Gather up every line from the entries below that uses the word "mounted".

▸ Stored items
■ ■ ■ ■ ■ ■ ■

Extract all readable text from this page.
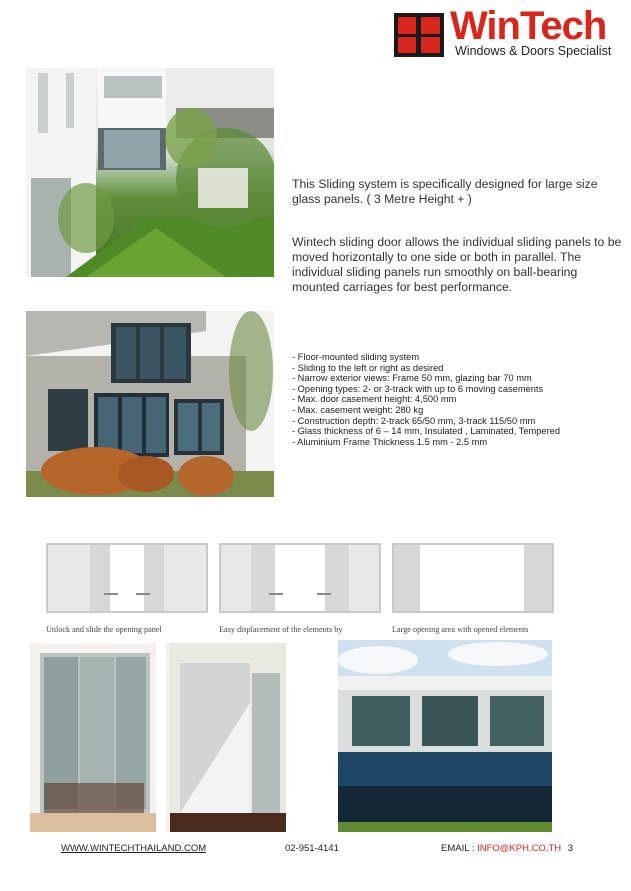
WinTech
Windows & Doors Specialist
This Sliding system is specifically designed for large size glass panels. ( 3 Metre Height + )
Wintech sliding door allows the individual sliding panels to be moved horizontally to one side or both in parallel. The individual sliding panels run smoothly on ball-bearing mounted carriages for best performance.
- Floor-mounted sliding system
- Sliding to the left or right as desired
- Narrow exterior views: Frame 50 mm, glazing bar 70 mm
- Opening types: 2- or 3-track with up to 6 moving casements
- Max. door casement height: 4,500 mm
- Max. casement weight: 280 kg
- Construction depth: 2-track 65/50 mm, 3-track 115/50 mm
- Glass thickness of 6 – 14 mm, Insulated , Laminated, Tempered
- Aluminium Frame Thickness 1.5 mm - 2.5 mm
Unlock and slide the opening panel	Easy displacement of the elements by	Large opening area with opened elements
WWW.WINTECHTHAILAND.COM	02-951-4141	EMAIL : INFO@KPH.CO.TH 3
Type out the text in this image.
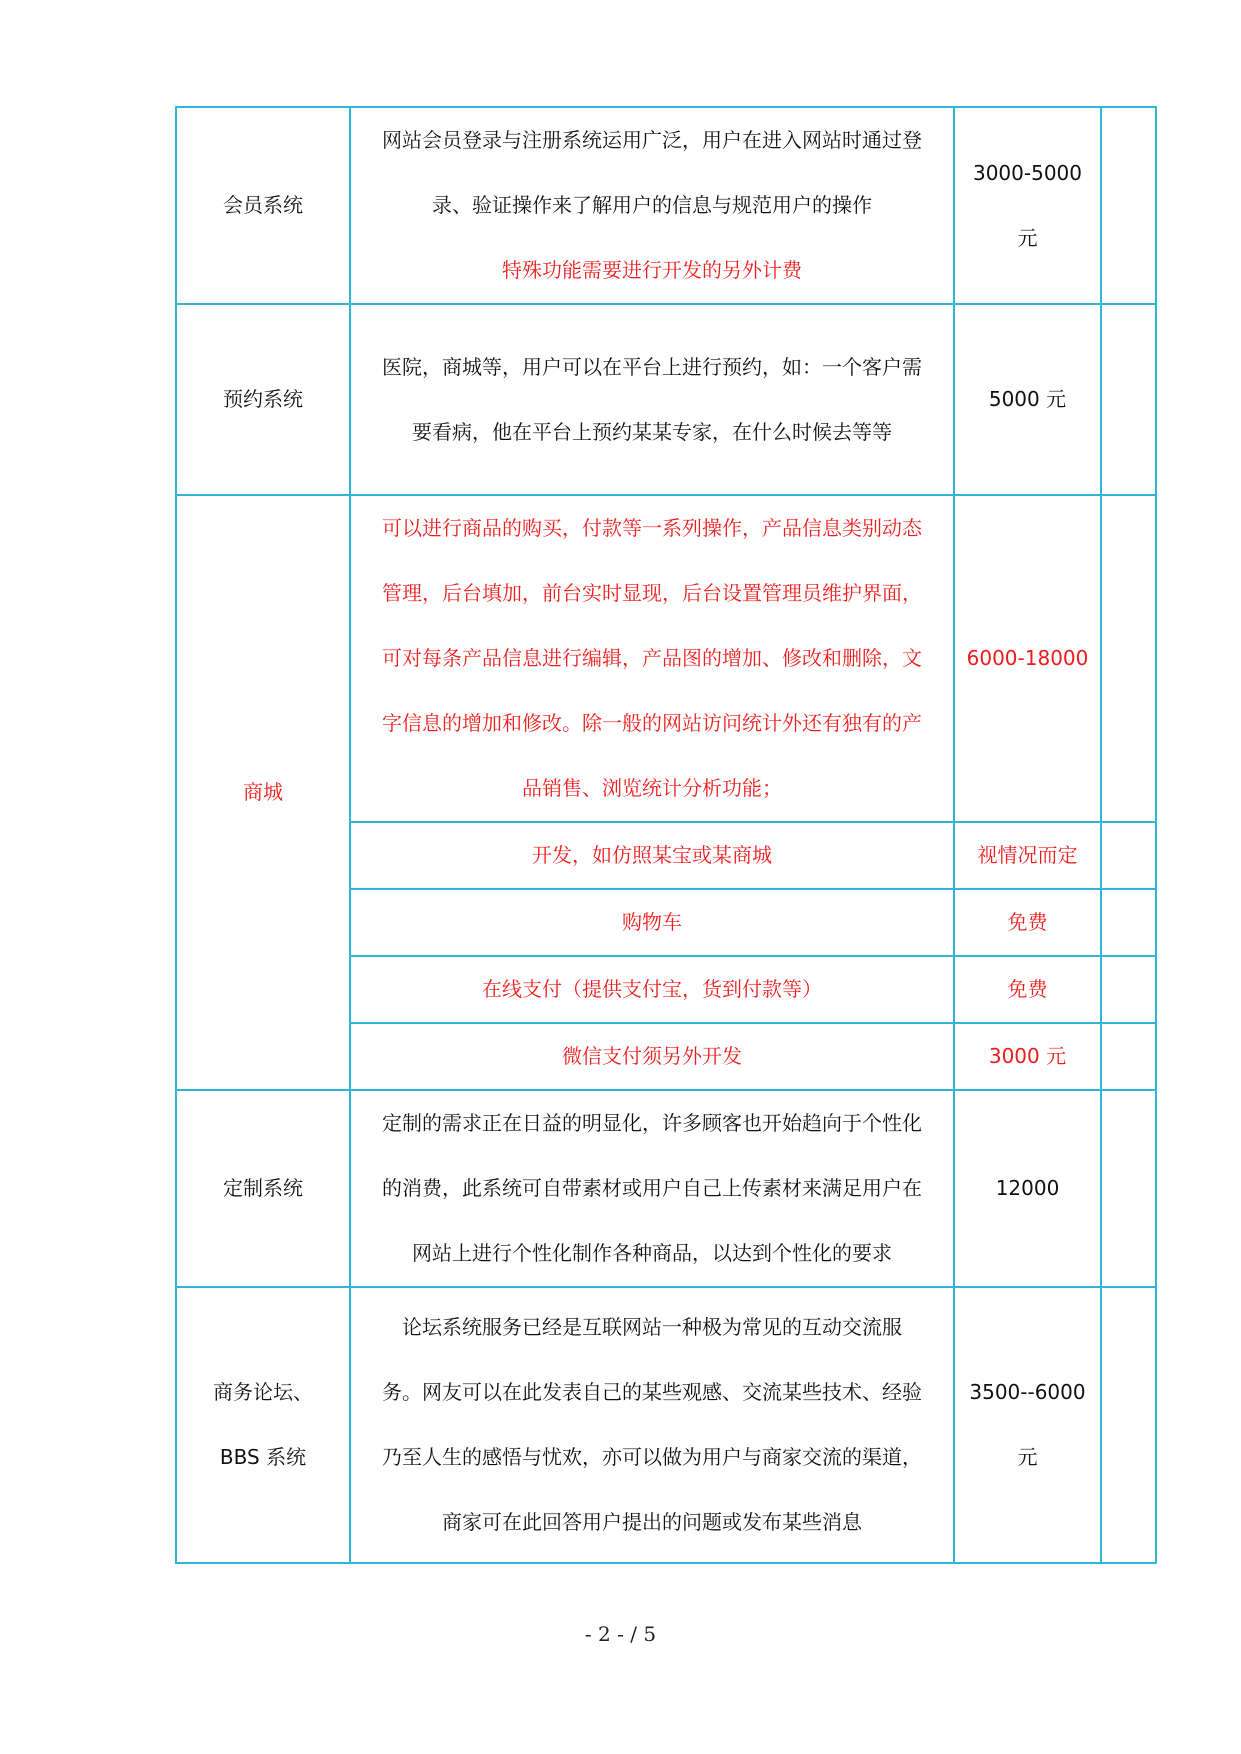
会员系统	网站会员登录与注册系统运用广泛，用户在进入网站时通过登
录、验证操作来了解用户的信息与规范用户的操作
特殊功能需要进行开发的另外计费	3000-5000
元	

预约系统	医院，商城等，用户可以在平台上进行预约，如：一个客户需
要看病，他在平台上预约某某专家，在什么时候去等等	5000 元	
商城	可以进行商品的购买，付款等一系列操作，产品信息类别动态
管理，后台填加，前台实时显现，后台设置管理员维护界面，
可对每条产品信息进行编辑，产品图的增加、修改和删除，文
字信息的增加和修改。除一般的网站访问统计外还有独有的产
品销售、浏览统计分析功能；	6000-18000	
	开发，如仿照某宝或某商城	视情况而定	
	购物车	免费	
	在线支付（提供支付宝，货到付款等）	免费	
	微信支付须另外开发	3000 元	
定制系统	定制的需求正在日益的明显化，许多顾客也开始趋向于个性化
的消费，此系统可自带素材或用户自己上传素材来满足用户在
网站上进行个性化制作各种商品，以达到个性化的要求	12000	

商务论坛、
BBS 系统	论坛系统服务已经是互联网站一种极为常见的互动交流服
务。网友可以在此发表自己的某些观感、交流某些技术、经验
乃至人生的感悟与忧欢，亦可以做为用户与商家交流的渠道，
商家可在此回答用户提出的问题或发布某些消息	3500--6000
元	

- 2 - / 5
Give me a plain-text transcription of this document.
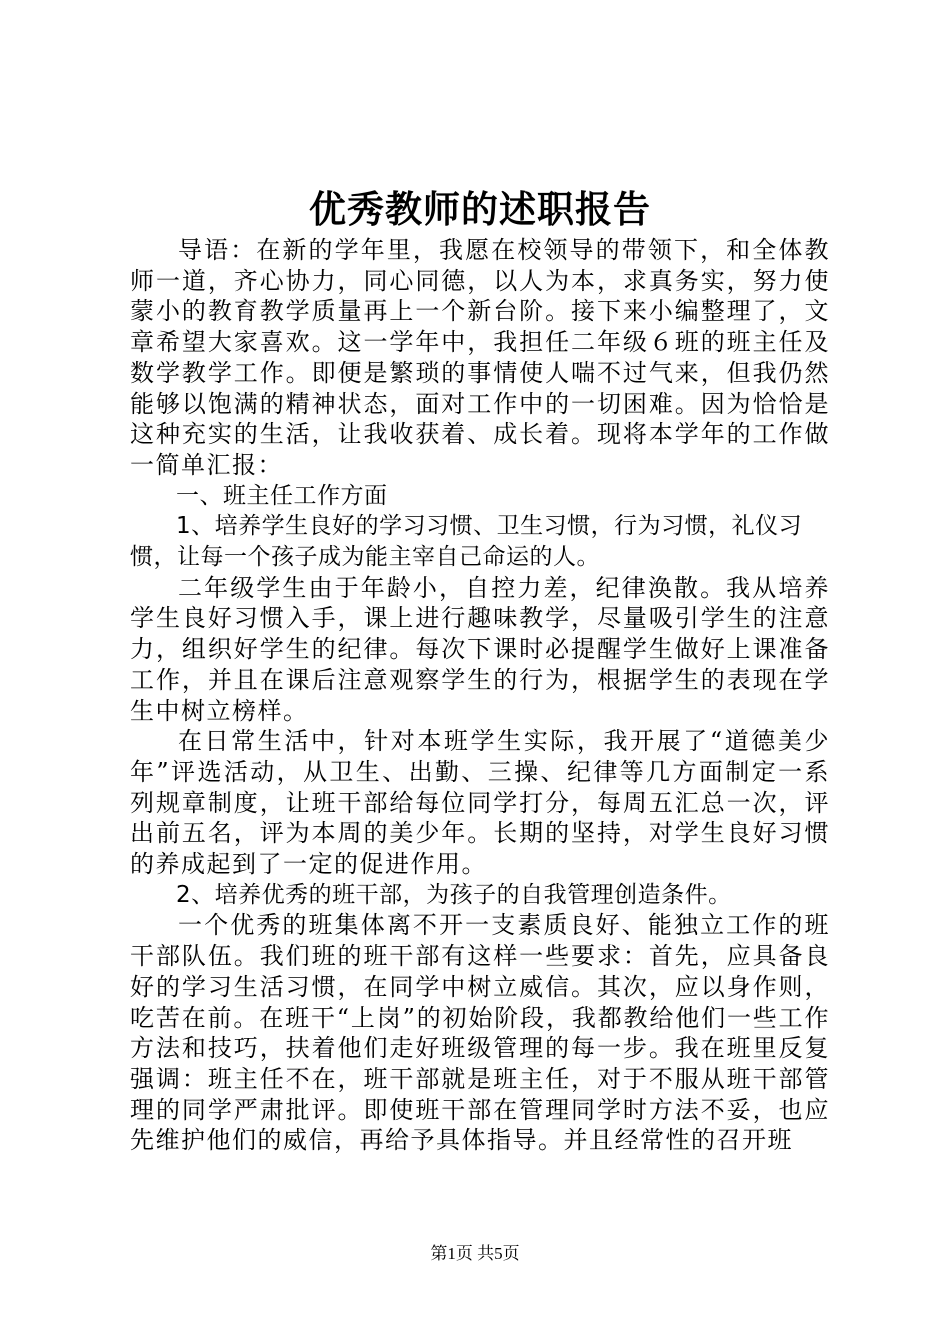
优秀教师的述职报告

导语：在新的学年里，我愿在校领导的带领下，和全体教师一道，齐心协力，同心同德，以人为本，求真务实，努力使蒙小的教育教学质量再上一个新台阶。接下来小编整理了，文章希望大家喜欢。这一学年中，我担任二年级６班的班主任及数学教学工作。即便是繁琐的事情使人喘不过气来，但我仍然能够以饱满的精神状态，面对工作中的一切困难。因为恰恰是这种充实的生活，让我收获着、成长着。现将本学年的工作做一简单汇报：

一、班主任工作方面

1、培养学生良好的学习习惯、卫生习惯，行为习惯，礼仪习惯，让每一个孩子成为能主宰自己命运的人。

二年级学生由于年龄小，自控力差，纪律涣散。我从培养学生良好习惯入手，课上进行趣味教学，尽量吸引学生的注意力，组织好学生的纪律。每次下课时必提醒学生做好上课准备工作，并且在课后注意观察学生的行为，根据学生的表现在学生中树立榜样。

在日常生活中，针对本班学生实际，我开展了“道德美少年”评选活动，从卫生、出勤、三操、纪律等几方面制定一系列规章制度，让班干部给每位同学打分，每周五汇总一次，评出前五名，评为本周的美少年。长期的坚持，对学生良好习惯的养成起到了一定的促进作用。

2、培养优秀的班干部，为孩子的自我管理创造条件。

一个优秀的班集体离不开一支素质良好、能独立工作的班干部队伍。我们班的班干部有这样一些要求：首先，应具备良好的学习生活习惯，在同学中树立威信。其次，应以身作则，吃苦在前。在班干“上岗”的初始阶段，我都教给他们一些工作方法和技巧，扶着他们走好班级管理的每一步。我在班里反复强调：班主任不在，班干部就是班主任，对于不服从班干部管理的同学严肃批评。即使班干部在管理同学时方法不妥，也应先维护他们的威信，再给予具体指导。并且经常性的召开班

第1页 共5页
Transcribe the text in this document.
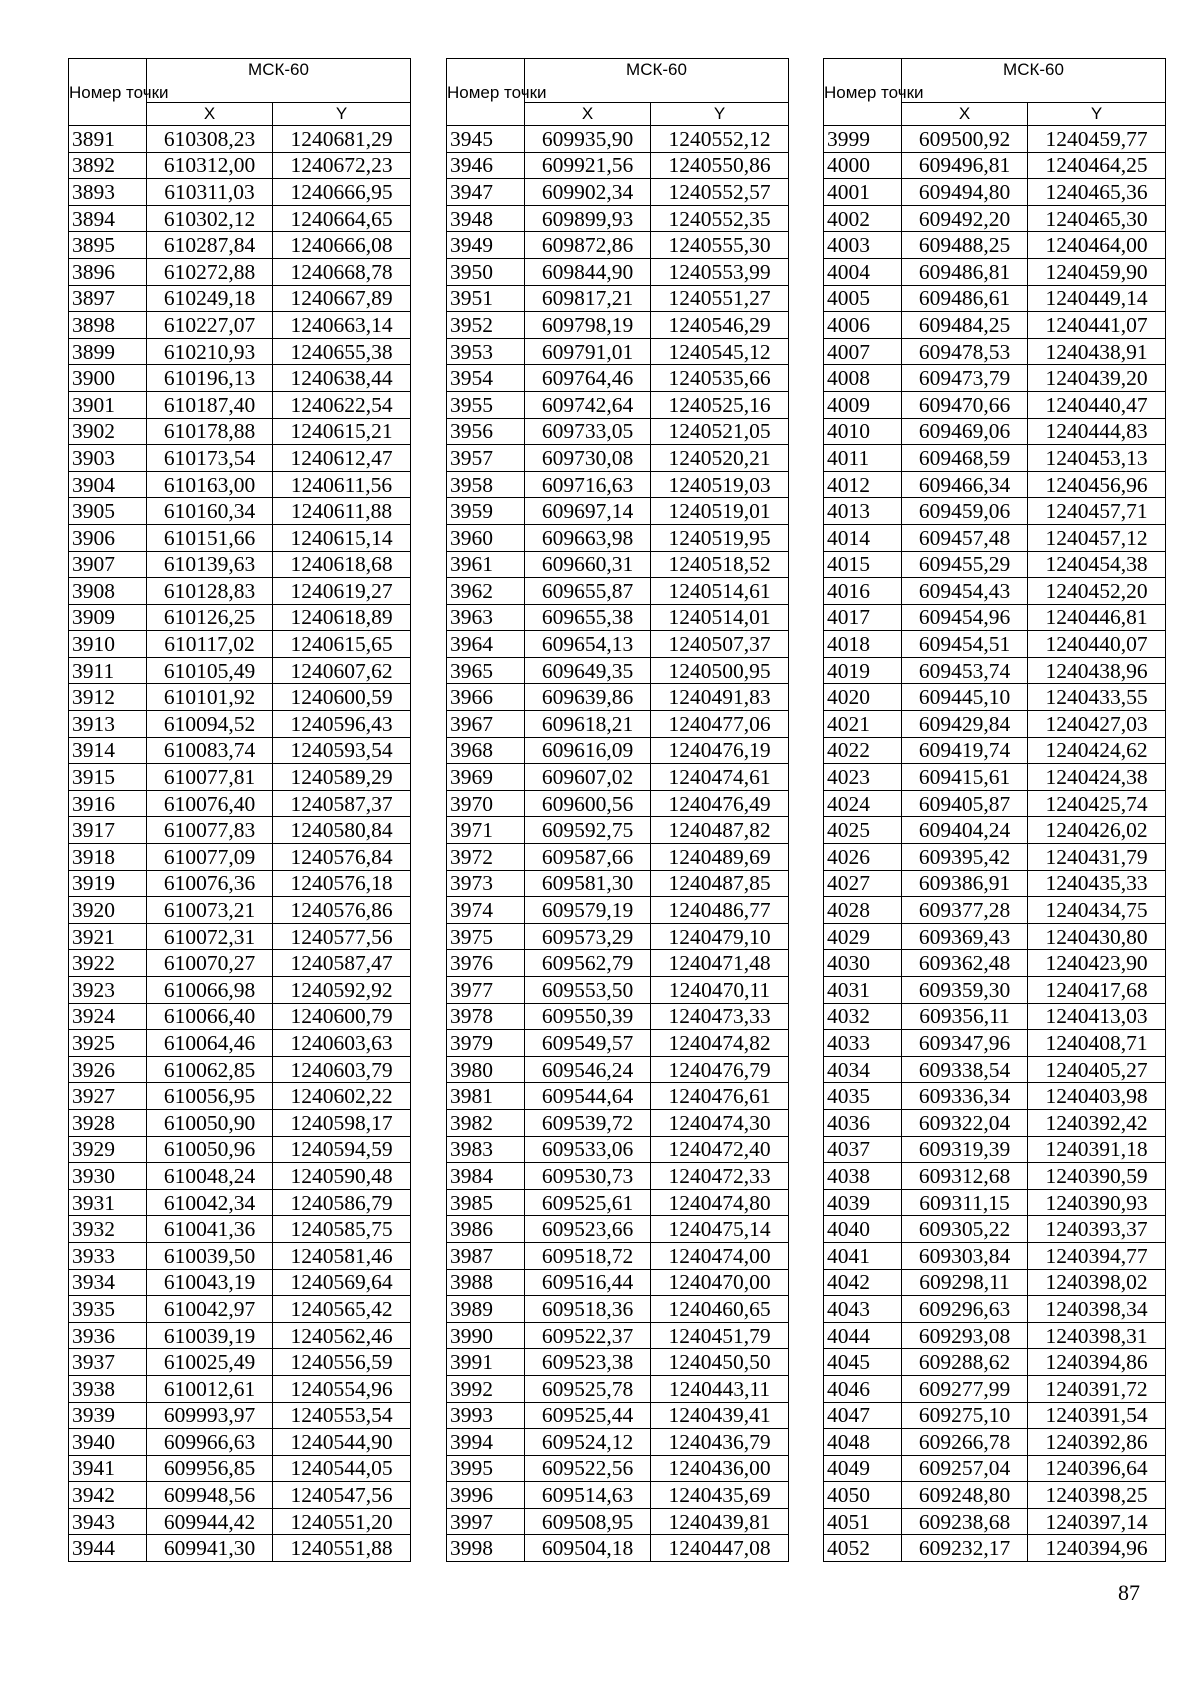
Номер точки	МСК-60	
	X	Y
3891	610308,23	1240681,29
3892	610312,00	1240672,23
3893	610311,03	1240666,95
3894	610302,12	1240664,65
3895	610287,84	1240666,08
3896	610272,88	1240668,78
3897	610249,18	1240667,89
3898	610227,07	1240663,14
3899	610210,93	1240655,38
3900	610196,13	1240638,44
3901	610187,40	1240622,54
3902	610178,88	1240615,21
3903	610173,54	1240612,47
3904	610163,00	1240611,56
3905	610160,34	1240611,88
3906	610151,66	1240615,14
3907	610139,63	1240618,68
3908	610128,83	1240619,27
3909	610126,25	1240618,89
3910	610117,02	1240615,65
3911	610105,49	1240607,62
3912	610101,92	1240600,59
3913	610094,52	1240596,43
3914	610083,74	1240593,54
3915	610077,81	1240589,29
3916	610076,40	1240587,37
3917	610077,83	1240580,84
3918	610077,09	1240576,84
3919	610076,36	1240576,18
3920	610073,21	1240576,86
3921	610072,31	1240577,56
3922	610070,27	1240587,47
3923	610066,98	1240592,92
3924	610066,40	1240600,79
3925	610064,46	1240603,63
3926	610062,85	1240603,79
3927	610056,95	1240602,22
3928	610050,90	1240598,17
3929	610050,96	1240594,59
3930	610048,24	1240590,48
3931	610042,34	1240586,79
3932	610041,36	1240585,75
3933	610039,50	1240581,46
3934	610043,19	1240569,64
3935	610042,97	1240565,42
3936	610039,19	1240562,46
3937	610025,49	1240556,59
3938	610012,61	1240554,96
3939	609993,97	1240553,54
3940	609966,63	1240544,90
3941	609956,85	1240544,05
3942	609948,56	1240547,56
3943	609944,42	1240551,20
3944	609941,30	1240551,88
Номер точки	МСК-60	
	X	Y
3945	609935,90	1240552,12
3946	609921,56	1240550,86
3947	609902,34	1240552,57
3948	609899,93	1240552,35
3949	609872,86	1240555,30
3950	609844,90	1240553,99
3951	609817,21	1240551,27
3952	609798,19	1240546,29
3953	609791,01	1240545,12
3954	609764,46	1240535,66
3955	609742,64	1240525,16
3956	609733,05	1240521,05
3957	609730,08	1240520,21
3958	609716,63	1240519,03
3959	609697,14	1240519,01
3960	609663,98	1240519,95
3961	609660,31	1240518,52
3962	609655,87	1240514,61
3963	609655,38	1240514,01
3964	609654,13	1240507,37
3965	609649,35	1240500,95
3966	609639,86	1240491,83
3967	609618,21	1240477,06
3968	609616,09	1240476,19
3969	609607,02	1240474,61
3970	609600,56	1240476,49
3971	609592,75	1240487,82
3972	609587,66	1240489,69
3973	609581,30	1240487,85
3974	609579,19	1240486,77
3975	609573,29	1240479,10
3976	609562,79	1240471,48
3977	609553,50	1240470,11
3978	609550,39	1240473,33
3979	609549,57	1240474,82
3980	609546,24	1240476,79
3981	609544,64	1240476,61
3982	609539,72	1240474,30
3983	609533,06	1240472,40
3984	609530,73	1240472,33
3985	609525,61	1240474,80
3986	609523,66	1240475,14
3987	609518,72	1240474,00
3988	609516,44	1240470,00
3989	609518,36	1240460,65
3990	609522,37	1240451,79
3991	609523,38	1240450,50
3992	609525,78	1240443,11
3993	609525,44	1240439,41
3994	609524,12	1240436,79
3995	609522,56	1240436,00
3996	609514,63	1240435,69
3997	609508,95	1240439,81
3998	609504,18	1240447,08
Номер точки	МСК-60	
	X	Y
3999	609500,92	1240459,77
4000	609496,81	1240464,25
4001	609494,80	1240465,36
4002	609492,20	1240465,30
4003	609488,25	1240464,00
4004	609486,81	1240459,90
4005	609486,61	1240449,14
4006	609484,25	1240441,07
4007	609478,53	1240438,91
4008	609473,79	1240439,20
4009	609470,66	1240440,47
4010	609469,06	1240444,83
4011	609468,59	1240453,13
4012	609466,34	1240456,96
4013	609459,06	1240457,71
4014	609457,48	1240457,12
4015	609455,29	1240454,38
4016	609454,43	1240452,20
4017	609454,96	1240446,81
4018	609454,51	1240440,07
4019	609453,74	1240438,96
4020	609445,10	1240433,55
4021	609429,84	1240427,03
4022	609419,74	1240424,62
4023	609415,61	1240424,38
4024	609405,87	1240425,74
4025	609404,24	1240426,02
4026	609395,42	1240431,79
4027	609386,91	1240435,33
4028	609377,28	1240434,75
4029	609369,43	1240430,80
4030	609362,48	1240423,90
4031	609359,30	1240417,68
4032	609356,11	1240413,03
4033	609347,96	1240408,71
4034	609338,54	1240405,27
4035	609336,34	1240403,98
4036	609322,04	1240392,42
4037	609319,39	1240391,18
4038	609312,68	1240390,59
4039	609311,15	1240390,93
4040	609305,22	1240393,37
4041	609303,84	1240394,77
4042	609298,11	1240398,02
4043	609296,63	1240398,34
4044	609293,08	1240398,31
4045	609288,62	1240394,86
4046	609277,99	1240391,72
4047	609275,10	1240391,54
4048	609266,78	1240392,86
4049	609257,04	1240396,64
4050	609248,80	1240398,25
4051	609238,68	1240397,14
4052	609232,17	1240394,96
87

■ ■ ■ ■ ■ ■ ■

▸ Written answer
Wintech sliding door allows the individual sliding panels to be moved horizontally to one side or both in parallel. The individual sliding panels run smoothly on ball-bearing mounted carriages for best performance.
- Floor-mounted sliding system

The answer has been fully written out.